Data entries
++++++++

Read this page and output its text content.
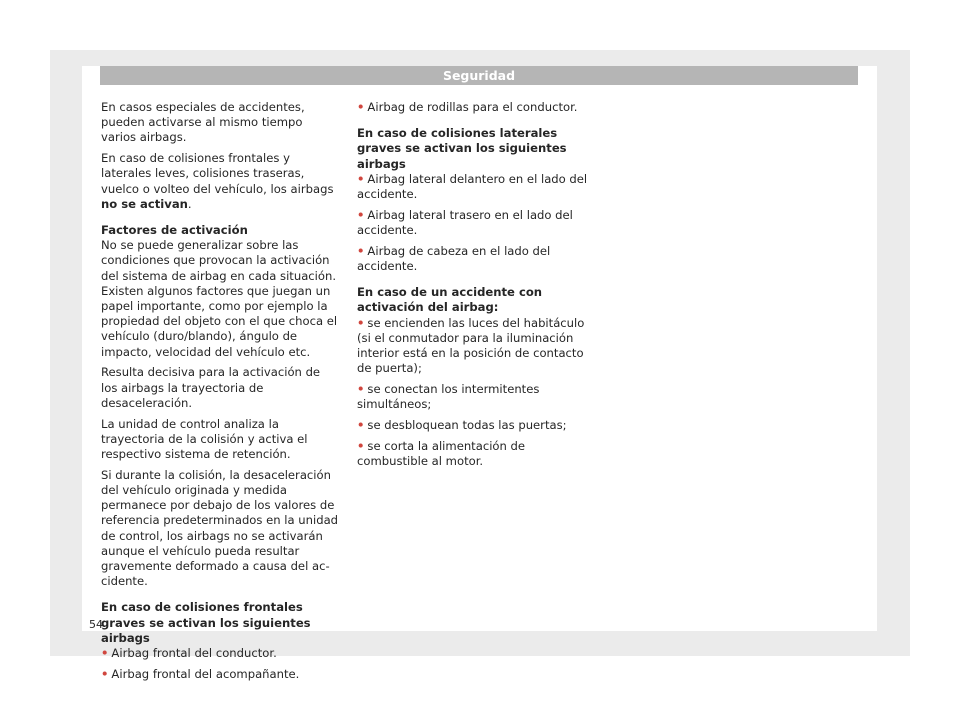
Seguridad

En casos especiales de accidentes, pueden activarse al mismo tiempo varios airbags.

En caso de colisiones frontales y laterales leves, colisiones traseras, vuelco o volteo del vehículo, los airbags no se activan.

Factores de activación

No se puede generalizar sobre las condiciones que provocan la activación del sistema de airbag en cada situación. Existen algunos factores que juegan un papel importante, como por ejemplo la propiedad del objeto con el que choca el vehículo (duro/blando), ángulo de impacto, velocidad del vehículo etc.

Resulta decisiva para la activación de los airbags la trayectoria de desaceleración.

La unidad de control analiza la trayectoria de la colisión y activa el respectivo sistema de retención.

Si durante la colisión, la desaceleración del vehículo originada y medida permanece por debajo de los valores de referencia predeterminados en la unidad de control, los airbags no se activarán aunque el vehículo pueda resultar gravemente deformado a causa del accidente.

En caso de colisiones frontales graves se activan los siguientes airbags

• Airbag frontal del conductor.

• Airbag frontal del acompañante.

• Airbag de rodillas para el conductor.

En caso de colisiones laterales graves se activan los siguientes airbags

• Airbag lateral delantero en el lado del accidente.

• Airbag lateral trasero en el lado del accidente.

• Airbag de cabeza en el lado del accidente.

En caso de un accidente con activación del airbag:

• se encienden las luces del habitáculo (si el conmutador para la iluminación interior está en la posición de contacto de puerta);

• se conectan los intermitentes simultáneos;

• se desbloquean todas las puertas;

• se corta la alimentación de combustible al motor.

54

++++++++

### TASK DETAILS
From the entries above, extract each line containing "lado".

### FINAL RESULT
• Airbag lateral delantero en el lado del accidente.
• Airbag lateral trasero en el lado del accidente.
• Airbag de cabeza en el lado del accidente.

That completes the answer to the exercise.